**TASK INSTRUCTIONS:**
Output the full listing below exactly, without the pictures.

== INFORMATION PROVIDED

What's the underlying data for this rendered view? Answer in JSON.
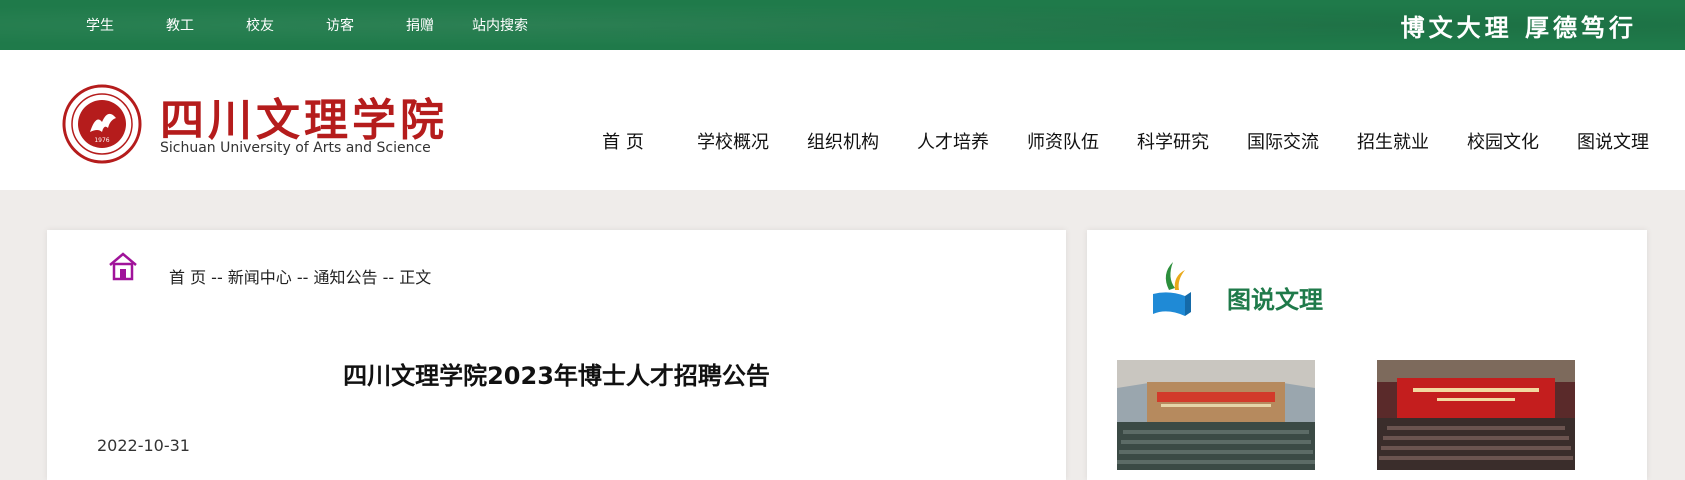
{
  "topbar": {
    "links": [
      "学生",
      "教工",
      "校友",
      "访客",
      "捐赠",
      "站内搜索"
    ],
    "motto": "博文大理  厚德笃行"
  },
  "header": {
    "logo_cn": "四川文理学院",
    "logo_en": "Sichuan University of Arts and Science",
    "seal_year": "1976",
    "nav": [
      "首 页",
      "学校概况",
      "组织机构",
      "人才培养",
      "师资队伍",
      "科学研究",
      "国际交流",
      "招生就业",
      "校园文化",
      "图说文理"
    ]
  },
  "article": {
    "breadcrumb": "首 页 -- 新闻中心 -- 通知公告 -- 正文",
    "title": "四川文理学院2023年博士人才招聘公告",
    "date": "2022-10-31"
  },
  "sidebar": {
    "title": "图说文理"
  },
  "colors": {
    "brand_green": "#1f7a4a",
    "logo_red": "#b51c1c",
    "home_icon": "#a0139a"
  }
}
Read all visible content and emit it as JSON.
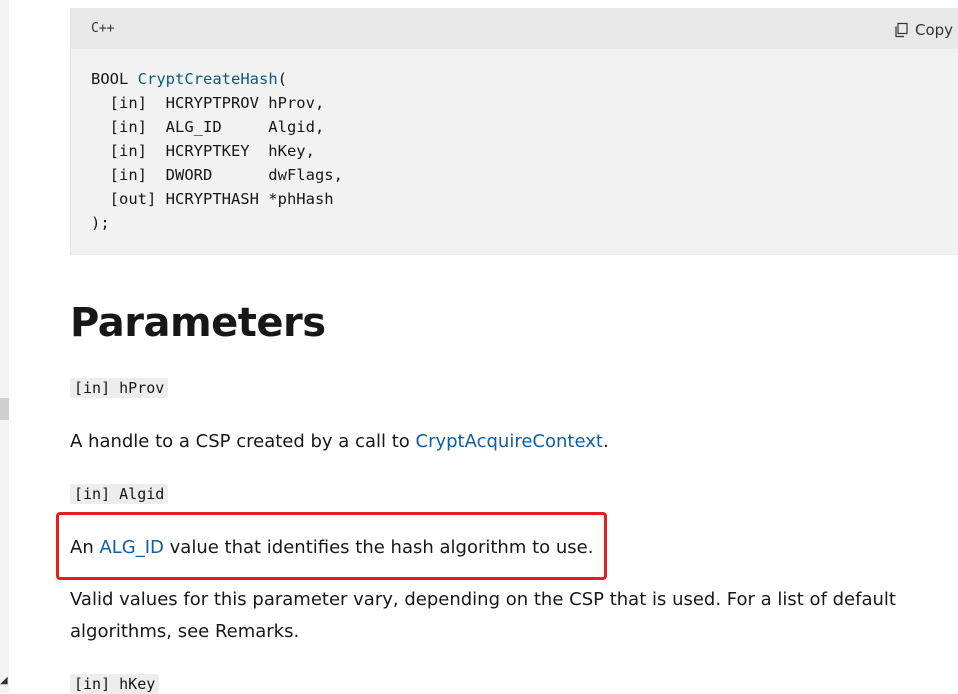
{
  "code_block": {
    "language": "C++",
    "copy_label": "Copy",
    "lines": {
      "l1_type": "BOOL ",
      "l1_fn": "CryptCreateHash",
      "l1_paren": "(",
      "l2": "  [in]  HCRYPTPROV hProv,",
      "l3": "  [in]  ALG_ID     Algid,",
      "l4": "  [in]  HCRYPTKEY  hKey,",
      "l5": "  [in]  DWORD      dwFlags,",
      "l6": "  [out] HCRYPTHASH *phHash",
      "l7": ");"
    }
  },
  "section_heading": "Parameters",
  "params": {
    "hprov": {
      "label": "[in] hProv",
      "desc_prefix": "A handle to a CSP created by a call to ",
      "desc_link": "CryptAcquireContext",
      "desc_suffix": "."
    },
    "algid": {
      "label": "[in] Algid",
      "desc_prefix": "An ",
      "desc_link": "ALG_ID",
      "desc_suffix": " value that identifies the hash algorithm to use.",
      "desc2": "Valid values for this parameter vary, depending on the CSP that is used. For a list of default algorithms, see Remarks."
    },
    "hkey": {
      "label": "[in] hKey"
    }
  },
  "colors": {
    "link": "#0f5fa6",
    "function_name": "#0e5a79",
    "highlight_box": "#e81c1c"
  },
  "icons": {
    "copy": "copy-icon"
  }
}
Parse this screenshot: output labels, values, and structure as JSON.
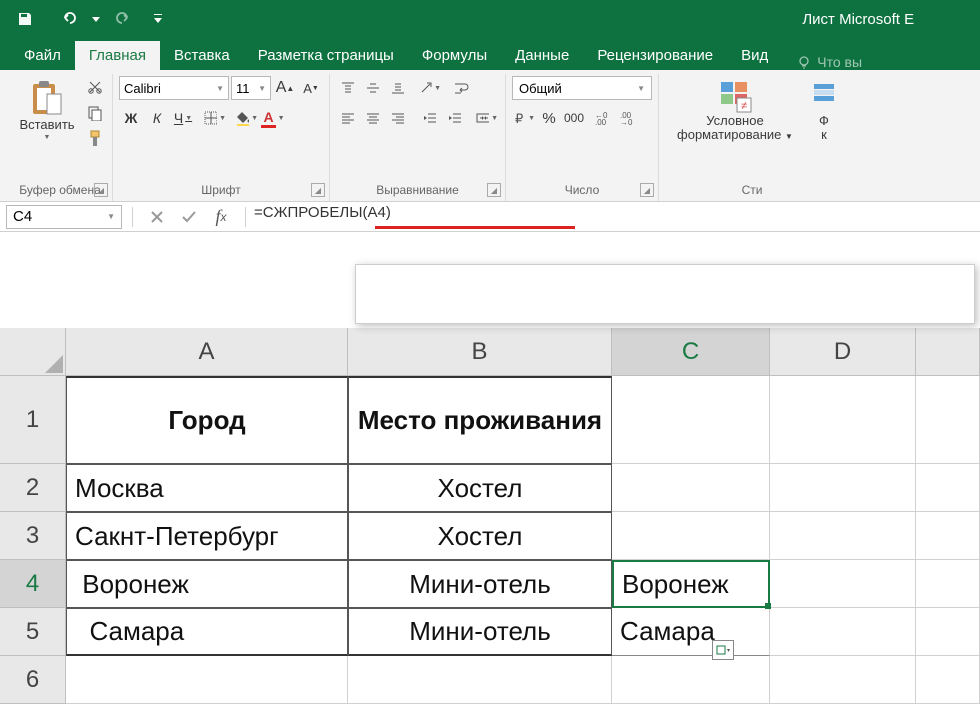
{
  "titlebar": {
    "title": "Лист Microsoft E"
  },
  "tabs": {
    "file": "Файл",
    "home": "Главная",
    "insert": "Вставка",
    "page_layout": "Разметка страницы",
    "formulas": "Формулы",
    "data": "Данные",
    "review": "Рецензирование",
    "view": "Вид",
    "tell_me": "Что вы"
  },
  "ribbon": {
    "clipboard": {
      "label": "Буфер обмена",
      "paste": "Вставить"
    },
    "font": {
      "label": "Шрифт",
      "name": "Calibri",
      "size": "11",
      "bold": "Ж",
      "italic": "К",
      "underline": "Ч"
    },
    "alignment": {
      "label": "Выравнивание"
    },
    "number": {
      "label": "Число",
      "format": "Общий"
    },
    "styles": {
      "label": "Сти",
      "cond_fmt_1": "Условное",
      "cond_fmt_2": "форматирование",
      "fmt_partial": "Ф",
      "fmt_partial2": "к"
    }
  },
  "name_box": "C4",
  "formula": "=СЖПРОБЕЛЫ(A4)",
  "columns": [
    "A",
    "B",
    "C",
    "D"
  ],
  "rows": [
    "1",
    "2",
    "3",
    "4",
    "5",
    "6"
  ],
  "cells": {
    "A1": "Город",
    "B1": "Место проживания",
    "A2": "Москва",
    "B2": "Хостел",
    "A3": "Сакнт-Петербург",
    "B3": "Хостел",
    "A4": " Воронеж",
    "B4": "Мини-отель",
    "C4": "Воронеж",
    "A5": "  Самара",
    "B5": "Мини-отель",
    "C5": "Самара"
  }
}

====

**WRITTEN SOLUTION:**
What's the underlying data for this rendered view? Answer in JSON.
{
  "topbar": {
    "links": [
      "学生",
      "教工",
      "校友",
      "访客",
      "捐赠",
      "站内搜索"
    ],
    "motto": "博文大理  厚德笃行"
  },
  "header": {
    "logo_cn": "四川文理学院",
    "logo_en": "Sichuan University of Arts and Science",
    "seal_year": "1976",
    "nav": [
      "首 页",
      "学校概况",
      "组织机构",
      "人才培养",
      "师资队伍",
      "科学研究",
      "国际交流",
      "招生就业",
      "校园文化",
      "图说文理"
    ]
  },
  "article": {
    "breadcrumb": "首 页 -- 新闻中心 -- 通知公告 -- 正文",
    "title": "四川文理学院2023年博士人才招聘公告",
    "date": "2022-10-31"
  },
  "sidebar": {
    "title": "图说文理"
  },
  "colors": {
    "brand_green": "#1f7a4a",
    "logo_red": "#b51c1c",
    "home_icon": "#a0139a"
  }
}
Read all visible content and emit it as JSON.
{
  "code_block": {
    "language": "C++",
    "copy_label": "Copy",
    "lines": {
      "l1_type": "BOOL ",
      "l1_fn": "CryptCreateHash",
      "l1_paren": "(",
      "l2": "  [in]  HCRYPTPROV hProv,",
      "l3": "  [in]  ALG_ID     Algid,",
      "l4": "  [in]  HCRYPTKEY  hKey,",
      "l5": "  [in]  DWORD      dwFlags,",
      "l6": "  [out] HCRYPTHASH *phHash",
      "l7": ");"
    }
  },
  "section_heading": "Parameters",
  "params": {
    "hprov": {
      "label": "[in] hProv",
      "desc_prefix": "A handle to a CSP created by a call to ",
      "desc_link": "CryptAcquireContext",
      "desc_suffix": "."
    },
    "algid": {
      "label": "[in] Algid",
      "desc_prefix": "An ",
      "desc_link": "ALG_ID",
      "desc_suffix": " value that identifies the hash algorithm to use.",
      "desc2": "Valid values for this parameter vary, depending on the CSP that is used. For a list of default algorithms, see Remarks."
    },
    "hkey": {
      "label": "[in] hKey"
    }
  },
  "colors": {
    "link": "#0f5fa6",
    "function_name": "#0e5a79",
    "highlight_box": "#e81c1c"
  },
  "icons": {
    "copy": "copy-icon"
  }
}
Parse this screenshot: output labels, values, and structure as JSON.
{
  "titlebar": {
    "title": "Лист Microsoft E"
  },
  "tabs": {
    "file": "Файл",
    "home": "Главная",
    "insert": "Вставка",
    "page_layout": "Разметка страницы",
    "formulas": "Формулы",
    "data": "Данные",
    "review": "Рецензирование",
    "view": "Вид",
    "tell_me": "Что вы"
  },
  "ribbon": {
    "clipboard": {
      "label": "Буфер обмена",
      "paste": "Вставить"
    },
    "font": {
      "label": "Шрифт",
      "name": "Calibri",
      "size": "11",
      "bold": "Ж",
      "italic": "К",
      "underline": "Ч"
    },
    "alignment": {
      "label": "Выравнивание"
    },
    "number": {
      "label": "Число",
      "format": "Общий"
    },
    "styles": {
      "label": "Сти",
      "cond_fmt_1": "Условное",
      "cond_fmt_2": "форматирование",
      "fmt_partial": "Ф",
      "fmt_partial2": "к"
    }
  },
  "name_box": "C4",
  "formula": "=СЖПРОБЕЛЫ(A4)",
  "columns": [
    "A",
    "B",
    "C",
    "D"
  ],
  "rows": [
    "1",
    "2",
    "3",
    "4",
    "5",
    "6"
  ],
  "cells": {
    "A1": "Город",
    "B1": "Место проживания",
    "A2": "Москва",
    "B2": "Хостел",
    "A3": "Сакнт-Петербург",
    "B3": "Хостел",
    "A4": " Воронеж",
    "B4": "Мини-отель",
    "C4": "Воронеж",
    "A5": "  Самара",
    "B5": "Мини-отель",
    "C5": "Самара"
  }
}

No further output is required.